Directions for this task ->
Output an exact reproduction of the data.

Dataset items ->
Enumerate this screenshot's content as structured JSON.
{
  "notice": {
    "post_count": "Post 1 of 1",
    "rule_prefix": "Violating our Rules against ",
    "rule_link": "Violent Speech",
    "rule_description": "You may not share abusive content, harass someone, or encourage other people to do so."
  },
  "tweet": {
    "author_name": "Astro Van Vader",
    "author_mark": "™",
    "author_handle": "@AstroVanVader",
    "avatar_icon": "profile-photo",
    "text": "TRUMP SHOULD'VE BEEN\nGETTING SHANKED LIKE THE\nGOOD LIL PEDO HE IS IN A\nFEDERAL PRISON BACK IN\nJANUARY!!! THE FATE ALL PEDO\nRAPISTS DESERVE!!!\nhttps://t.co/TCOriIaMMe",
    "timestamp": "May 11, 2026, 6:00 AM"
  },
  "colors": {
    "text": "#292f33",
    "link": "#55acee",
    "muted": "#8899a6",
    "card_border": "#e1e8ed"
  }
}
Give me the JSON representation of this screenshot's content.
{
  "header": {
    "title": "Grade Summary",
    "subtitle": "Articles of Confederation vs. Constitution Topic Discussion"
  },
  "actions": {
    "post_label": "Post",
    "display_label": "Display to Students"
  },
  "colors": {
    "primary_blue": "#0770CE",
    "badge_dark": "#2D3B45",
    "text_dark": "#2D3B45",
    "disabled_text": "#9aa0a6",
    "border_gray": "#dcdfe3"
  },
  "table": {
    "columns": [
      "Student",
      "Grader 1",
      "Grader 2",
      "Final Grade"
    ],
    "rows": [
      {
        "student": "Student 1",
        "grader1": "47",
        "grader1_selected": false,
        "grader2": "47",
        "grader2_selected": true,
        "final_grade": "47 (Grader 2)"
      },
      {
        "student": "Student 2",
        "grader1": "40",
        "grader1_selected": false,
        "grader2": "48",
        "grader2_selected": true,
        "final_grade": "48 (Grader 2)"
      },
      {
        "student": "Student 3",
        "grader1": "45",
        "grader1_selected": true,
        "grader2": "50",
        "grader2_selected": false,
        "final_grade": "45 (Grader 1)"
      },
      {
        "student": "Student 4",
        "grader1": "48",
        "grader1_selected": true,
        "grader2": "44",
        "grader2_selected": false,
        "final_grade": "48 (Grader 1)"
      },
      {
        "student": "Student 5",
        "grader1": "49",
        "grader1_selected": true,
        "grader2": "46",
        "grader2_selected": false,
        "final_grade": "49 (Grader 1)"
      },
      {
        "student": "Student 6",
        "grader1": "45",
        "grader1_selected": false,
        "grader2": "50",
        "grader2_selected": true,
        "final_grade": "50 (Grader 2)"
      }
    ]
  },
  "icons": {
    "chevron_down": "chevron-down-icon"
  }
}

Task output ->
Enumerate this screenshot's content as structured JSON.
{
  "notice": {
    "post_count": "Post 1 of 1",
    "rule_prefix": "Violating our Rules against ",
    "rule_link": "Violent Speech",
    "rule_description": "You may not share abusive content, harass someone, or encourage other people to do so."
  },
  "tweet": {
    "author_name": "Astro Van Vader",
    "author_mark": "™",
    "author_handle": "@AstroVanVader",
    "avatar_icon": "profile-photo",
    "text": "TRUMP SHOULD'VE BEEN\nGETTING SHANKED LIKE THE\nGOOD LIL PEDO HE IS IN A\nFEDERAL PRISON BACK IN\nJANUARY!!! THE FATE ALL PEDO\nRAPISTS DESERVE!!!\nhttps://t.co/TCOriIaMMe",
    "timestamp": "May 11, 2026, 6:00 AM"
  },
  "colors": {
    "text": "#292f33",
    "link": "#55acee",
    "muted": "#8899a6",
    "card_border": "#e1e8ed"
  }
}
Give me the JSON representation of this screenshot's content.
{
  "header": {
    "title": "Grade Summary",
    "subtitle": "Articles of Confederation vs. Constitution Topic Discussion"
  },
  "actions": {
    "post_label": "Post",
    "display_label": "Display to Students"
  },
  "colors": {
    "primary_blue": "#0770CE",
    "badge_dark": "#2D3B45",
    "text_dark": "#2D3B45",
    "disabled_text": "#9aa0a6",
    "border_gray": "#dcdfe3"
  },
  "table": {
    "columns": [
      "Student",
      "Grader 1",
      "Grader 2",
      "Final Grade"
    ],
    "rows": [
      {
        "student": "Student 1",
        "grader1": "47",
        "grader1_selected": false,
        "grader2": "47",
        "grader2_selected": true,
        "final_grade": "47 (Grader 2)"
      },
      {
        "student": "Student 2",
        "grader1": "40",
        "grader1_selected": false,
        "grader2": "48",
        "grader2_selected": true,
        "final_grade": "48 (Grader 2)"
      },
      {
        "student": "Student 3",
        "grader1": "45",
        "grader1_selected": true,
        "grader2": "50",
        "grader2_selected": false,
        "final_grade": "45 (Grader 1)"
      },
      {
        "student": "Student 4",
        "grader1": "48",
        "grader1_selected": true,
        "grader2": "44",
        "grader2_selected": false,
        "final_grade": "48 (Grader 1)"
      },
      {
        "student": "Student 5",
        "grader1": "49",
        "grader1_selected": true,
        "grader2": "46",
        "grader2_selected": false,
        "final_grade": "49 (Grader 1)"
      },
      {
        "student": "Student 6",
        "grader1": "45",
        "grader1_selected": false,
        "grader2": "50",
        "grader2_selected": true,
        "final_grade": "50 (Grader 2)"
      }
    ]
  },
  "icons": {
    "chevron_down": "chevron-down-icon"
  }
}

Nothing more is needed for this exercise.